** Task requirements **
Produce a word-for-word copy of the listing below without its pictures.

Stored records
==*==

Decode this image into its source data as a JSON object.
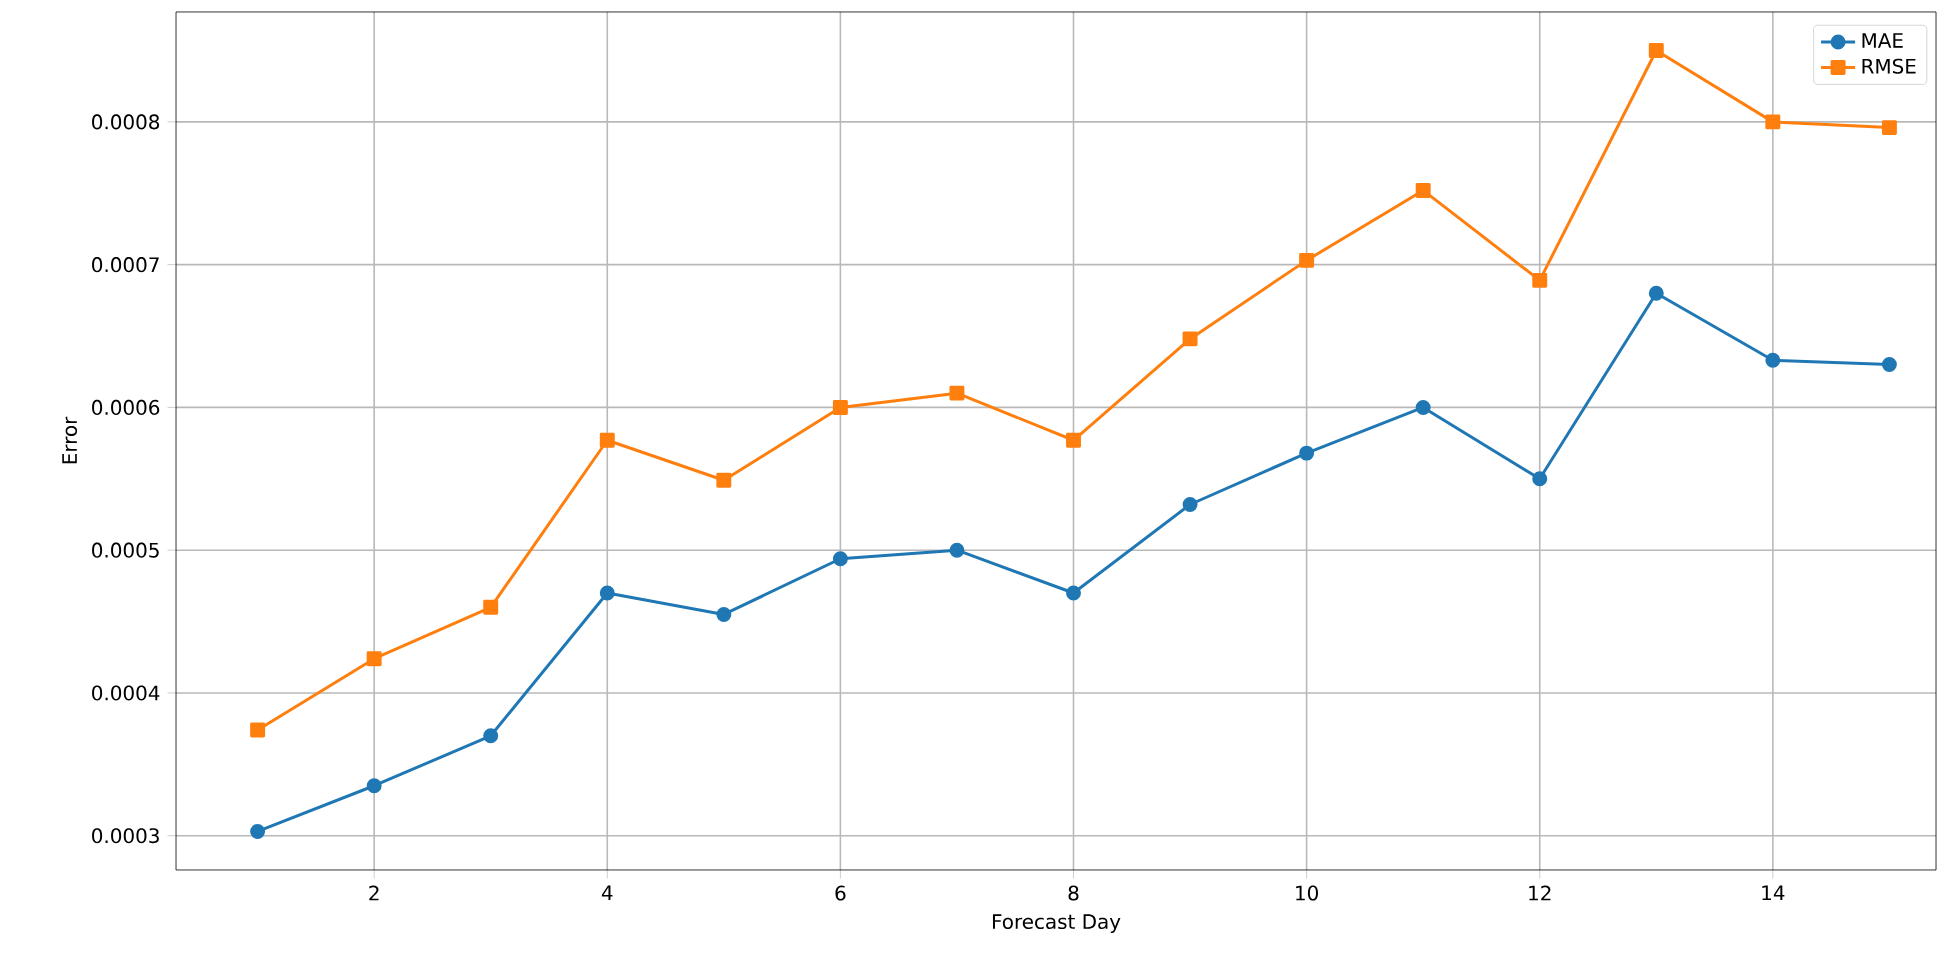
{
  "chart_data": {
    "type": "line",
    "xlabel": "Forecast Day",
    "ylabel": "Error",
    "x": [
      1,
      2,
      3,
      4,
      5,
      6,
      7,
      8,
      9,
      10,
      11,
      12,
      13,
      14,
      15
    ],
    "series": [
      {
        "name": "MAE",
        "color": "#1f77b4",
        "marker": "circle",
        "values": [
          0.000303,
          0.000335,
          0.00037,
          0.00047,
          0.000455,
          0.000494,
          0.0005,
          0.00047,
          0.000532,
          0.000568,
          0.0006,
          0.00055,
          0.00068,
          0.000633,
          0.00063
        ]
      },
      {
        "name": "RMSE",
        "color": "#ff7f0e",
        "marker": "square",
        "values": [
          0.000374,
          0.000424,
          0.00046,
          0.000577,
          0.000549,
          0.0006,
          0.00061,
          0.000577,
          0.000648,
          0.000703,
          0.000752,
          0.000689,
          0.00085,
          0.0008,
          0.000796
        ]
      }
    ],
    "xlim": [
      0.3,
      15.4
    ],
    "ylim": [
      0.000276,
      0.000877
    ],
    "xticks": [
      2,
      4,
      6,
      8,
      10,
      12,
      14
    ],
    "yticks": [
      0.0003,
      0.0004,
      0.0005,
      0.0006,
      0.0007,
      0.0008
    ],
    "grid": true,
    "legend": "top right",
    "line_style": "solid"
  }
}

==*==

** Exercise output **
Decode this image into its source data as a JSON object.
{
  "chart_data": {
    "type": "line",
    "xlabel": "Forecast Day",
    "ylabel": "Error",
    "x": [
      1,
      2,
      3,
      4,
      5,
      6,
      7,
      8,
      9,
      10,
      11,
      12,
      13,
      14,
      15
    ],
    "series": [
      {
        "name": "MAE",
        "color": "#1f77b4",
        "marker": "circle",
        "values": [
          0.000303,
          0.000335,
          0.00037,
          0.00047,
          0.000455,
          0.000494,
          0.0005,
          0.00047,
          0.000532,
          0.000568,
          0.0006,
          0.00055,
          0.00068,
          0.000633,
          0.00063
        ]
      },
      {
        "name": "RMSE",
        "color": "#ff7f0e",
        "marker": "square",
        "values": [
          0.000374,
          0.000424,
          0.00046,
          0.000577,
          0.000549,
          0.0006,
          0.00061,
          0.000577,
          0.000648,
          0.000703,
          0.000752,
          0.000689,
          0.00085,
          0.0008,
          0.000796
        ]
      }
    ],
    "xlim": [
      0.3,
      15.4
    ],
    "ylim": [
      0.000276,
      0.000877
    ],
    "xticks": [
      2,
      4,
      6,
      8,
      10,
      12,
      14
    ],
    "yticks": [
      0.0003,
      0.0004,
      0.0005,
      0.0006,
      0.0007,
      0.0008
    ],
    "grid": true,
    "legend": "top right",
    "line_style": "solid"
  }
}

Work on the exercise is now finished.